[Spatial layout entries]
============================================================

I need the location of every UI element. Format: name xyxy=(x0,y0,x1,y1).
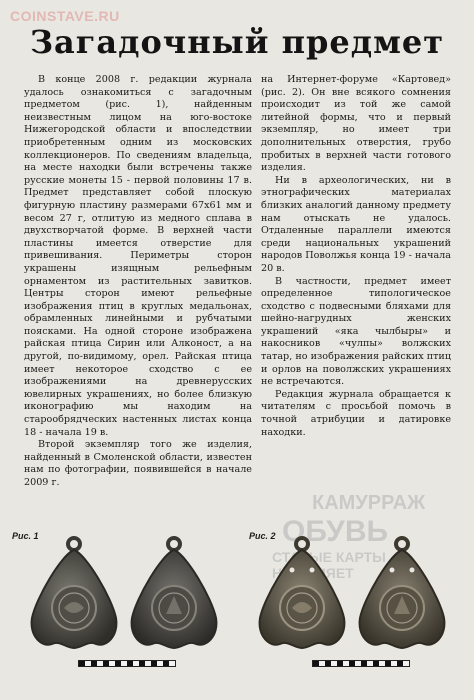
left-column xyxy=(24,74,252,490)
paragraph: Редакция журнала обращается к читателям с просьбой помочь в точной атрибуции и датировке находки. xyxy=(261,388,451,438)
paragraph: В частности, предмет имеет определенное типологическое сходство с подвесными бляхами для шейно-нагрудных женских украшений «яка чылбыры» и накосников «чулпы» волжских татар, но изображения райских птиц и орлов на поволжских украшениях не встречаются. xyxy=(261,275,451,388)
watermark: COINSTAVE.RU xyxy=(10,8,120,24)
pendant-image xyxy=(252,536,352,654)
article-title: Загадочный предмет xyxy=(29,23,445,61)
scale-ruler xyxy=(78,660,176,667)
right-column xyxy=(261,74,451,439)
figure-label: Рис. 1 xyxy=(12,531,39,541)
show-through-text: КАМУРРАЖ ОБУВЬ СТАРЫЕ КАРТЫ ВЛИЯЕТ xyxy=(272,492,426,581)
paragraph: Второй экземпляр того же изделия, найденный в Смоленской области, известен нам по фотографии, появившейся в начале 2009 г. xyxy=(24,439,252,488)
scale-ruler xyxy=(312,660,410,667)
pendant-image xyxy=(124,536,224,654)
pendant-image xyxy=(24,536,124,654)
paragraph: В конце 2008 г. редакции журнала удалось ознакомиться с загадочным предметом (рис. 1), найденным неизвестным лицом на юго-востоке Нижегородской области и впоследствии приобретенным одним из московских коллекционеров. По сведениям владельца, на месте находки были встречены также русские монеты 15 - первой половины 17 в. Предмет представляет собой плоскую фигурную пластину размерами 67х61 мм и весом 27 г, отлитую из медного сплава в двухстворчатой форме. В верхней части пластины имеется отверстие для привешивания. Периметры сторон украшены изящным рельефным орнаментом из растительных завитков. Центры сторон имеют рельефные изображения птиц в круглых медальонах, обрамленных линейными и рубчатыми поясками. На одной стороне изображена райская птица Сирин или Алконост, а на другой, по-видимому, орел. Райская птица имеет некоторое сходство с ее изображениями на древнерусских ювелирных украшениях, но более близкую иконографию мы находим на старообрядческих настенных листах конца 18 - начала 19 в. xyxy=(24,74,252,438)
pendant-image xyxy=(352,536,452,654)
paragraph: на Интернет-форуме «Картовед» (рис. 2). Он вне всякого сомнения происходит из той же самой литейной формы, что и первый экземпляр, но имеет три дополнительных отверстия, грубо пробитых в верхней части готового изделия. xyxy=(261,74,451,174)
paragraph: Ни в археологических, ни в этнографических материалах близких аналогий данному предмету нам отыскать не удалось. Отдаленные параллели имеются среди национальных украшений народов Поволжья конца 19 - начала 20 в. xyxy=(261,174,451,274)
figure-label: Рис. 2 xyxy=(249,531,276,541)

============================================================

◆ What you will do ◆
Reproduce every entry above verbatim, omitting the pictures.

◆ Solution to this exercise ◆
I need the location of every UI element. Format: name xyxy=(x0,y0,x1,y1).
left-column xyxy=(24,74,252,490)
paragraph: Редакция журнала обращается к читателям с просьбой помочь в точной атрибуции и датировке находки. xyxy=(261,388,451,438)
paragraph: В частности, предмет имеет определенное типологическое сходство с подвесными бляхами для шейно-нагрудных женских украшений «яка чылбыры» и накосников «чулпы» волжских татар, но изображения райских птиц и орлов на поволжских украшениях не встречаются. xyxy=(261,275,451,388)
watermark: COINSTAVE.RU xyxy=(10,8,120,24)
pendant-image xyxy=(252,536,352,654)
article-title: Загадочный предмет xyxy=(29,23,445,61)
scale-ruler xyxy=(78,660,176,667)
right-column xyxy=(261,74,451,439)
figure-label: Рис. 1 xyxy=(12,531,39,541)
show-through-text: КАМУРРАЖ ОБУВЬ СТАРЫЕ КАРТЫ ВЛИЯЕТ xyxy=(272,492,426,581)
paragraph: Второй экземпляр того же изделия, найденный в Смоленской области, известен нам по фотографии, появившейся в начале 2009 г. xyxy=(24,439,252,488)
scale-ruler xyxy=(312,660,410,667)
pendant-image xyxy=(124,536,224,654)
pendant-image xyxy=(24,536,124,654)
paragraph: В конце 2008 г. редакции журнала удалось ознакомиться с загадочным предметом (рис. 1), найденным неизвестным лицом на юго-востоке Нижегородской области и впоследствии приобретенным одним из московских коллекционеров. По сведениям владельца, на месте находки были встречены также русские монеты 15 - первой половины 17 в. Предмет представляет собой плоскую фигурную пластину размерами 67х61 мм и весом 27 г, отлитую из медного сплава в двухстворчатой форме. В верхней части пластины имеется отверстие для привешивания. Периметры сторон украшены изящным рельефным орнаментом из растительных завитков. Центры сторон имеют рельефные изображения птиц в круглых медальонах, обрамленных линейными и рубчатыми поясками. На одной стороне изображена райская птица Сирин или Алконост, а на другой, по-видимому, орел. Райская птица имеет некоторое сходство с ее изображениями на древнерусских ювелирных украшениях, но более близкую иконографию мы находим на старообрядческих настенных листах конца 18 - начала 19 в. xyxy=(24,74,252,438)
pendant-image xyxy=(352,536,452,654)
paragraph: на Интернет-форуме «Картовед» (рис. 2). Он вне всякого сомнения происходит из той же самой литейной формы, что и первый экземпляр, но имеет три дополнительных отверстия, грубо пробитых в верхней части готового изделия. xyxy=(261,74,451,174)
paragraph: Ни в археологических, ни в этнографических материалах близких аналогий данному предмету нам отыскать не удалось. Отдаленные параллели имеются среди национальных украшений народов Поволжья конца 19 - начала 20 в. xyxy=(261,174,451,274)
figure-label: Рис. 2 xyxy=(249,531,276,541)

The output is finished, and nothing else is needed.